**Your assignment**
Go through the records and give the number of lines that include "wurde", with nothing else.

**Information given**
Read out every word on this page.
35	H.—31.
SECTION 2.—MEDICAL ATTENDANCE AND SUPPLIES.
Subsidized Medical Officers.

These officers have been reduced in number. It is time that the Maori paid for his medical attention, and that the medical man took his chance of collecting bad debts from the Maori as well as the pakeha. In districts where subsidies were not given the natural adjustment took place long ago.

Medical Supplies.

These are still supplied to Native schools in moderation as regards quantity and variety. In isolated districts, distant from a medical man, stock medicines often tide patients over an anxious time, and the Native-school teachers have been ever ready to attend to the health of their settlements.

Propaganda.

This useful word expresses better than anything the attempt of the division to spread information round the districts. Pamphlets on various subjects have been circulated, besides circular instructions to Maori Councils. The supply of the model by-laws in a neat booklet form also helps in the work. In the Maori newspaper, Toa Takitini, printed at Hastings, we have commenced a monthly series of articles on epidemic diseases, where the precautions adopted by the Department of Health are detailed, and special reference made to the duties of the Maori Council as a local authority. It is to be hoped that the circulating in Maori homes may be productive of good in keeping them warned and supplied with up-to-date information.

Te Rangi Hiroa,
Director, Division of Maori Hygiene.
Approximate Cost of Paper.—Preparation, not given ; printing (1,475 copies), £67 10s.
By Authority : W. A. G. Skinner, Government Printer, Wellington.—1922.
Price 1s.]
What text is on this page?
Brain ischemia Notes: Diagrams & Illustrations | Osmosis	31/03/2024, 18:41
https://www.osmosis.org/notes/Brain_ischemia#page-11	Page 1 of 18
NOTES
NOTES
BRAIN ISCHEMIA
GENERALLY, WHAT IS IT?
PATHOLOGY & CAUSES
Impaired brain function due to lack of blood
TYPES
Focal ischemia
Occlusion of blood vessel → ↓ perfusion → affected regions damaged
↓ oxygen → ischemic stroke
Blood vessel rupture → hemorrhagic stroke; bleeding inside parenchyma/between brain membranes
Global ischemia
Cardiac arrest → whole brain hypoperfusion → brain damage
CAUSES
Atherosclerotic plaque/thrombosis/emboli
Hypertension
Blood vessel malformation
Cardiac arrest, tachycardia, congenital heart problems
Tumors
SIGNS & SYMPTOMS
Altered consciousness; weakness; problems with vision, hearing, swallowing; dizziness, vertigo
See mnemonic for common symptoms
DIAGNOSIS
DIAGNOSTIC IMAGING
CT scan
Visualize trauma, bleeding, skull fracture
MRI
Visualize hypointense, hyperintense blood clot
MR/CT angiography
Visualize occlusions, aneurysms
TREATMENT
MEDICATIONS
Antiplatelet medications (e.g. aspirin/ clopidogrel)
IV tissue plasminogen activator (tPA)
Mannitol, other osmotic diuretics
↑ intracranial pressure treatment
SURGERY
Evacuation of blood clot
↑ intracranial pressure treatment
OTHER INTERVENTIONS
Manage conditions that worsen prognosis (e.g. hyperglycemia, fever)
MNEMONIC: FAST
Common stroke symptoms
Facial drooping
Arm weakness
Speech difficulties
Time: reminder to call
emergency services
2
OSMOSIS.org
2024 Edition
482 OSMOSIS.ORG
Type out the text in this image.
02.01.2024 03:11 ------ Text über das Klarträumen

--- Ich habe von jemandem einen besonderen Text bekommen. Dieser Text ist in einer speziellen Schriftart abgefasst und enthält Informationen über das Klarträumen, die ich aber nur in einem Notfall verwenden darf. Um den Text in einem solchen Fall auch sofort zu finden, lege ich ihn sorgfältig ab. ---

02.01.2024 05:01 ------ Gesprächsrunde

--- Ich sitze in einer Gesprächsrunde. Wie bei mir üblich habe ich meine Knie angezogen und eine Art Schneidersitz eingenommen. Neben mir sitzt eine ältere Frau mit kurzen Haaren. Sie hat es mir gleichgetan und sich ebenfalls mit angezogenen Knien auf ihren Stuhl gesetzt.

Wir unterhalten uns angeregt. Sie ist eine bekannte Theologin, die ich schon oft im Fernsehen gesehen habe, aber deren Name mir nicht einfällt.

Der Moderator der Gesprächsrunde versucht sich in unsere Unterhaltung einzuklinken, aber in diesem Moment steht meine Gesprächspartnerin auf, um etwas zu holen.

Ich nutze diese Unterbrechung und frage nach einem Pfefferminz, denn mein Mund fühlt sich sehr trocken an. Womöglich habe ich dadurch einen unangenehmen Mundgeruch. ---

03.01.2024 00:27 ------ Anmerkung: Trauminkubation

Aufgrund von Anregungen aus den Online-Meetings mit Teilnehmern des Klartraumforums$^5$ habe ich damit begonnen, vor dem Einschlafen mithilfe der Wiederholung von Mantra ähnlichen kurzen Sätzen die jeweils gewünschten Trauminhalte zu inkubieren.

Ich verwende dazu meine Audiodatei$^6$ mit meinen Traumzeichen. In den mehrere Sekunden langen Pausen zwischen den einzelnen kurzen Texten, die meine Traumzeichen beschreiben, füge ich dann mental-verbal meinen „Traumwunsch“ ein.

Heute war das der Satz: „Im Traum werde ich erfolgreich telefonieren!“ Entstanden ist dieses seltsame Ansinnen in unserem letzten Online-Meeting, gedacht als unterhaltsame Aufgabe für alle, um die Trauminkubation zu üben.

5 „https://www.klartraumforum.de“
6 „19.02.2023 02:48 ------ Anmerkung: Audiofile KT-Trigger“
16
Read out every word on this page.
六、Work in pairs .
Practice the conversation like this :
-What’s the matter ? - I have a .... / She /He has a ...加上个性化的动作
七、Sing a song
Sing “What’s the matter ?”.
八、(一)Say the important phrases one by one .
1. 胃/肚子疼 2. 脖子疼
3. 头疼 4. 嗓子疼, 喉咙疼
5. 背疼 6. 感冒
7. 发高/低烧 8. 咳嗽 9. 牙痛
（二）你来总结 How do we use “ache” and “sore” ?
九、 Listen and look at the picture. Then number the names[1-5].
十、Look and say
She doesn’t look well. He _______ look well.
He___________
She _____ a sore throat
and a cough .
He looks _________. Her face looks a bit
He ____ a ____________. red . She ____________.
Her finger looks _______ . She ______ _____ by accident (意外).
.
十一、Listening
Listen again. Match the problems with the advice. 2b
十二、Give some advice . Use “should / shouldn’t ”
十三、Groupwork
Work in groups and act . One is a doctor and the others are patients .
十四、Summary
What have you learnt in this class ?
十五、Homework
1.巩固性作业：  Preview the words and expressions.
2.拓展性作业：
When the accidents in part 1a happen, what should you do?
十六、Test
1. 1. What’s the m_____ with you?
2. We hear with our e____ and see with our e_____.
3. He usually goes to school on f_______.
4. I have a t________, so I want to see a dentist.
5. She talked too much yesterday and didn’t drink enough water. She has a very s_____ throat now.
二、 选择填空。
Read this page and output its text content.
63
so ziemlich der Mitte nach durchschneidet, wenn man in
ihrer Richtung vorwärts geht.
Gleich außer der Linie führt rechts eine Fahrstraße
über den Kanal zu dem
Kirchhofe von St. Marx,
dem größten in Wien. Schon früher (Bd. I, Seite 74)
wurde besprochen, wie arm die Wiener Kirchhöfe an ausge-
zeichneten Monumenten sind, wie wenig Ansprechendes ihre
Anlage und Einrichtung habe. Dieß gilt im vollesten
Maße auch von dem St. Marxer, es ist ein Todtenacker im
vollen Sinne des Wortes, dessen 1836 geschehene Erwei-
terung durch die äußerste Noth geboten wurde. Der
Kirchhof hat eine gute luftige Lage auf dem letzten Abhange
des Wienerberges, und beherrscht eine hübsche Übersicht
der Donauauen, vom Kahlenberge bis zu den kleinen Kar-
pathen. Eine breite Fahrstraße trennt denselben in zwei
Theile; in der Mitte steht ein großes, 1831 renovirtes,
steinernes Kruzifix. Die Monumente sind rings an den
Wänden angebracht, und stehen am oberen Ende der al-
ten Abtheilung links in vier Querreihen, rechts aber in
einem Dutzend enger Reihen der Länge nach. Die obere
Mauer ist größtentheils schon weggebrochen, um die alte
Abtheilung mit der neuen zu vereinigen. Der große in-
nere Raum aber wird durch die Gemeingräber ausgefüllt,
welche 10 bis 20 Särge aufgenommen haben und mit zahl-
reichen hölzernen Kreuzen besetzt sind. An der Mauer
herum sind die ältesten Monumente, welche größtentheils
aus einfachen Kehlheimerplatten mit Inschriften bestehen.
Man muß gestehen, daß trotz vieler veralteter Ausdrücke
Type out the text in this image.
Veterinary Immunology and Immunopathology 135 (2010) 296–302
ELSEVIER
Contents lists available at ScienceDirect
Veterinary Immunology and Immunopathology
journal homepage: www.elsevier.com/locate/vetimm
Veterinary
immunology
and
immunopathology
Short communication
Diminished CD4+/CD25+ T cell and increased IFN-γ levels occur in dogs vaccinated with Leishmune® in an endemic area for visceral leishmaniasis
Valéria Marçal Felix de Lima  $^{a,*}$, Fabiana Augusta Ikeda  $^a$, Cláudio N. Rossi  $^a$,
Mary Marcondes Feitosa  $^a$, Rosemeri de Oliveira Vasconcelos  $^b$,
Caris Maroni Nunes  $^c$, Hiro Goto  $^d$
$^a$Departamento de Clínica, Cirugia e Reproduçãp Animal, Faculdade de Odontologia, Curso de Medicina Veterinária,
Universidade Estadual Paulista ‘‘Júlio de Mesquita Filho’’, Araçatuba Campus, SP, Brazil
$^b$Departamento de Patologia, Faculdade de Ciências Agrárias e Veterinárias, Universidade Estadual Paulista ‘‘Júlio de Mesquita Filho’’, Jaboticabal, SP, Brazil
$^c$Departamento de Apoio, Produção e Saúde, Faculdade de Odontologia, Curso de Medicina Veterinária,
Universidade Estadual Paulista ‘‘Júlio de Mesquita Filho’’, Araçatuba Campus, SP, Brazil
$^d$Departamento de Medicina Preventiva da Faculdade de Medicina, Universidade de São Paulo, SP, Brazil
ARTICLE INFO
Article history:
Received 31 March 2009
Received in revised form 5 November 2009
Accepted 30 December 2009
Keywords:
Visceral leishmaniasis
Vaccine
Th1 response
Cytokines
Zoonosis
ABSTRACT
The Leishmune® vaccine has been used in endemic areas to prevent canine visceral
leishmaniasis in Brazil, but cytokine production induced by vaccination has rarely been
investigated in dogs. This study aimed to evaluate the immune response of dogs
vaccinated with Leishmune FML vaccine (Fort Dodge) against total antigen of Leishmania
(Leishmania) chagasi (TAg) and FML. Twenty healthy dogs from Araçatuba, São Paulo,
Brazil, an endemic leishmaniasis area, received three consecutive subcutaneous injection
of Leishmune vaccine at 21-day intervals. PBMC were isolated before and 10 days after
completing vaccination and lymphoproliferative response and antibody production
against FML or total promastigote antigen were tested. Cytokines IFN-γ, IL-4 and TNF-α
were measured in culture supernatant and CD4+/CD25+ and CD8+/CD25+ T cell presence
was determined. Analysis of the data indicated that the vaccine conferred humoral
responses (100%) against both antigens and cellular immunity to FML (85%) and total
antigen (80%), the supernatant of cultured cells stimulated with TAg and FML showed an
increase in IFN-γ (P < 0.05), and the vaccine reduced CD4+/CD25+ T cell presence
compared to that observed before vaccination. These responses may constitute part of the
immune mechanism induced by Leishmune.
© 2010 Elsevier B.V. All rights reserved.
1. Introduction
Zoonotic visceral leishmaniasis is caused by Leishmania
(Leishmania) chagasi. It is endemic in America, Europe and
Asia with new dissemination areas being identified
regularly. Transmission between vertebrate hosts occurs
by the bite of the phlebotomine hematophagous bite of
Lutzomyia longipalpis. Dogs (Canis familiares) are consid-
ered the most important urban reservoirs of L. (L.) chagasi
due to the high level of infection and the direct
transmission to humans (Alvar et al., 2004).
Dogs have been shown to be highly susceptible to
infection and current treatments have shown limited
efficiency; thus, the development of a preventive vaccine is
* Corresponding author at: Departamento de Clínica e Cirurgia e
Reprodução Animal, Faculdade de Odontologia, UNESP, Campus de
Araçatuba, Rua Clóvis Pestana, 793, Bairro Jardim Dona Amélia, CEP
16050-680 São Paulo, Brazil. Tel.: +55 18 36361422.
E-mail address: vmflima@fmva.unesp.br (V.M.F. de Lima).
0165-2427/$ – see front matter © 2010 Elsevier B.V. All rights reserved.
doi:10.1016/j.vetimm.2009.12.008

**Reply**
2